Gather from the material every line that contains the string "ylabel".

* Records for this task

[Start]

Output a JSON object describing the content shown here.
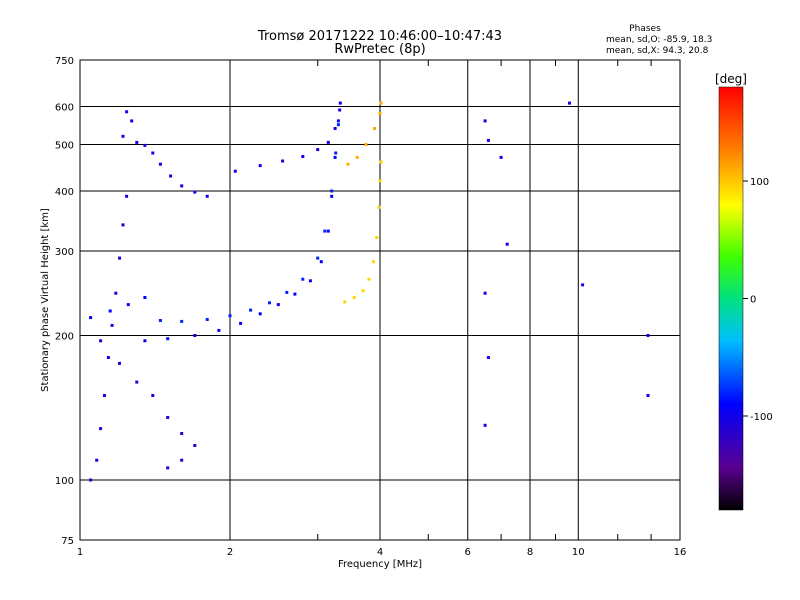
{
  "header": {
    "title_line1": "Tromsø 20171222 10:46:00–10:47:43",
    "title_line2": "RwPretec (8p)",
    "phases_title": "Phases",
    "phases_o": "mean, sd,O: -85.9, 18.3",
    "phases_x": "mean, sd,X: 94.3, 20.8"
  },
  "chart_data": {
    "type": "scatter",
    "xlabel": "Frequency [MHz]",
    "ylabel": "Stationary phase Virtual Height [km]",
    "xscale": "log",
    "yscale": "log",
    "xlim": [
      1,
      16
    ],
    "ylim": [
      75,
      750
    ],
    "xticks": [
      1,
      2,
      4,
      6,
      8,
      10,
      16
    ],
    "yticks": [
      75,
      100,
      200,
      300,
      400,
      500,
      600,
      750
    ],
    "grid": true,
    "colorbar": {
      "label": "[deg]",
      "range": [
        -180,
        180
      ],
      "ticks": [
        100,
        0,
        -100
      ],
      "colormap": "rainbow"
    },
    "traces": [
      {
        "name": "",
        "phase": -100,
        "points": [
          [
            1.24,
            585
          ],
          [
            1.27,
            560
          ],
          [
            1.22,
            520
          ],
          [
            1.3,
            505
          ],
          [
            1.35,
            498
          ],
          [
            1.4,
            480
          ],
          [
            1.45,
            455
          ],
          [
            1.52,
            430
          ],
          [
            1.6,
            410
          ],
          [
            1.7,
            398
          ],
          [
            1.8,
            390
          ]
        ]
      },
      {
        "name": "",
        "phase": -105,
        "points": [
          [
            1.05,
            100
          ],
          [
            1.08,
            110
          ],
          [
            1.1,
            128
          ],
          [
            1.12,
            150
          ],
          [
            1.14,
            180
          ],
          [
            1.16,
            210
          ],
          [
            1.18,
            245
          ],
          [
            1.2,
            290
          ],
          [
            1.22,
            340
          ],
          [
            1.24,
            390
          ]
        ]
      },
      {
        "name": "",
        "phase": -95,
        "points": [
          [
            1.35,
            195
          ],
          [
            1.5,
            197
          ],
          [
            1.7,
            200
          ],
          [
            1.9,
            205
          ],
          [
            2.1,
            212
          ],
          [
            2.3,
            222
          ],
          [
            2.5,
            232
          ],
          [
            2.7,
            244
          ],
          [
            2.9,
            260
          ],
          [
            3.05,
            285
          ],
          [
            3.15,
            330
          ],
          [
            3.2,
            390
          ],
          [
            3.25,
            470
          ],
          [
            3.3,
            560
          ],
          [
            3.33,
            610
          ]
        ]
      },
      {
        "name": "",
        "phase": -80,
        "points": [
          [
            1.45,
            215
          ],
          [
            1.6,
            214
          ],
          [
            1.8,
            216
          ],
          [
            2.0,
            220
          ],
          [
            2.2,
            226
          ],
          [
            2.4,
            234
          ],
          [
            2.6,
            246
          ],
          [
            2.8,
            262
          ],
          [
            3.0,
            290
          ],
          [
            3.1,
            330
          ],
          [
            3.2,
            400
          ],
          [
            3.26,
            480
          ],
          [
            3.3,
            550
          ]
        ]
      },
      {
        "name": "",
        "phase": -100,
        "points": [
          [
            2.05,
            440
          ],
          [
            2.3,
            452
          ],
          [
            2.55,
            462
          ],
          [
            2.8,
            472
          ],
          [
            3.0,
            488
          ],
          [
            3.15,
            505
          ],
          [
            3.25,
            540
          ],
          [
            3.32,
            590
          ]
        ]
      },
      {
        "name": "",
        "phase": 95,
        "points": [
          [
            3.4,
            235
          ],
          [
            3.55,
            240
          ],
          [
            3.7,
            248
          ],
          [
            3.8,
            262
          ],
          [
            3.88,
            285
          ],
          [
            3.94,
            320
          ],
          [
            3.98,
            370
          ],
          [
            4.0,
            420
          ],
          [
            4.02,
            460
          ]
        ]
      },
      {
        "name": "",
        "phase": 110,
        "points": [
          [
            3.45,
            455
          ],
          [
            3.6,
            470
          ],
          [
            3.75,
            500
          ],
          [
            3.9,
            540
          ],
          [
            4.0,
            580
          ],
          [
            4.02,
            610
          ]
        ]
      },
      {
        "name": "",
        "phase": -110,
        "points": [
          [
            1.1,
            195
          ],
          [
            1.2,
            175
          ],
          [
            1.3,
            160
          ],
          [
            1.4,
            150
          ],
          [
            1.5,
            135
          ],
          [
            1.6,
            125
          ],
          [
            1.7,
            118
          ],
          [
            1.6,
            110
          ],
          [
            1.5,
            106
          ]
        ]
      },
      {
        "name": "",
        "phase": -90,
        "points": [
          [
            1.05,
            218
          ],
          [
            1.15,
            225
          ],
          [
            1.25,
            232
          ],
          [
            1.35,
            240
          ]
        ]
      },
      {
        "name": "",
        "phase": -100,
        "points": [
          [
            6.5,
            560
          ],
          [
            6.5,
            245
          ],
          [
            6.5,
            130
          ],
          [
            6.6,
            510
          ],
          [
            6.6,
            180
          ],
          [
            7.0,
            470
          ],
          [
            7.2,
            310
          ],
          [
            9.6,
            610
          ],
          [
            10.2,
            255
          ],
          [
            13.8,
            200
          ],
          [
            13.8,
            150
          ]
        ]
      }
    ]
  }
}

[End]
[Start]

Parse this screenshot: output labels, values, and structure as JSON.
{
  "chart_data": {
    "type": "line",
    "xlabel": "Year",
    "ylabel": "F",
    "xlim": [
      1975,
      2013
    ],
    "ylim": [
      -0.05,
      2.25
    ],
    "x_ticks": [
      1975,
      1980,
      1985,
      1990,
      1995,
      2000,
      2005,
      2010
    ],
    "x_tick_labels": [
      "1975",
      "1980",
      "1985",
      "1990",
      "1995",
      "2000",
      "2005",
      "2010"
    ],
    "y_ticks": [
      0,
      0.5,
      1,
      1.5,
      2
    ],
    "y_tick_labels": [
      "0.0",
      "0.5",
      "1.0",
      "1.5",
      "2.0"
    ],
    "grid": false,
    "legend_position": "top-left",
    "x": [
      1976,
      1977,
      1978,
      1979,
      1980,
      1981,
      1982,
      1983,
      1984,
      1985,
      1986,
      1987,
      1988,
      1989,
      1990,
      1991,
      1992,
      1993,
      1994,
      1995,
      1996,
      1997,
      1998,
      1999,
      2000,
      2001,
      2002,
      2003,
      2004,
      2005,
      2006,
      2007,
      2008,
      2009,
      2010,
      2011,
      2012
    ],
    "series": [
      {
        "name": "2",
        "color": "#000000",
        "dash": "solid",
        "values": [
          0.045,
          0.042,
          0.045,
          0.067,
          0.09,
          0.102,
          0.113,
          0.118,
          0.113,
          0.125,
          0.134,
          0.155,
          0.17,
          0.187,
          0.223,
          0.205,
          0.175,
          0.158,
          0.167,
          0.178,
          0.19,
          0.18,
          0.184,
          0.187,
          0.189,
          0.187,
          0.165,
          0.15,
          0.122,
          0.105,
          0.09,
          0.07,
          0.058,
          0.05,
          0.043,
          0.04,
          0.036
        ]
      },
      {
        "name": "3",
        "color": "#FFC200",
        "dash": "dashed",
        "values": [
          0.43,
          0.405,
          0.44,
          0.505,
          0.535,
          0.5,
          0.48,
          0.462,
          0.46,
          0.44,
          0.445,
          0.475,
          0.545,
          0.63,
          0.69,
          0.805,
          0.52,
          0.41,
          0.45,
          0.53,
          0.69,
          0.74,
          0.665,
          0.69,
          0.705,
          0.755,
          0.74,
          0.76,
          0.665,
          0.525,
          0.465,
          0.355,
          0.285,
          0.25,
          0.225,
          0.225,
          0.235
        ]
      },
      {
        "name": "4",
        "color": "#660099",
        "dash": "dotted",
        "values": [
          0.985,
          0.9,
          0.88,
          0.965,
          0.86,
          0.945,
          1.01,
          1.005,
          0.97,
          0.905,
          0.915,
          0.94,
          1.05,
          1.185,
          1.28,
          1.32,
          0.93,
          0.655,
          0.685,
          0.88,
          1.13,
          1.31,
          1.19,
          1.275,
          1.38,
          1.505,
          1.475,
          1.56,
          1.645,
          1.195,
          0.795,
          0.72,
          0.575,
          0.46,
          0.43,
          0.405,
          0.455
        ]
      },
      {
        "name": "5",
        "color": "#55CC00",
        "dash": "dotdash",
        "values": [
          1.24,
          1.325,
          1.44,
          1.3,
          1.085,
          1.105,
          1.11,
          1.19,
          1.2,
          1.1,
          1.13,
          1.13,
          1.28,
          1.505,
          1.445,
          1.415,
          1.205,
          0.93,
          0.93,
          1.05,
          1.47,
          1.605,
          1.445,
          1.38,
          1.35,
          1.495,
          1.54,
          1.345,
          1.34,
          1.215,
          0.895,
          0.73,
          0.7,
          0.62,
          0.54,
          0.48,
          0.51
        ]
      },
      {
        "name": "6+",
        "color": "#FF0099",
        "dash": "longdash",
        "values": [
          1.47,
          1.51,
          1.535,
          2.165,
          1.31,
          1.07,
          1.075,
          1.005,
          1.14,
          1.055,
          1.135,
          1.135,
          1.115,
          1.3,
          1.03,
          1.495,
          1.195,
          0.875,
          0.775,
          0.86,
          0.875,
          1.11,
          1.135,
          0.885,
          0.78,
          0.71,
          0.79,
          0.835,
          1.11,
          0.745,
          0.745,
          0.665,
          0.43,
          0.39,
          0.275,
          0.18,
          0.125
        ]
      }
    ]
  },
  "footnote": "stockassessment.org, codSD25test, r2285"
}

[End]

* Exercise result
    "ylabel": "Stationary phase Virtual Height [km]",
    "ylabel": "F",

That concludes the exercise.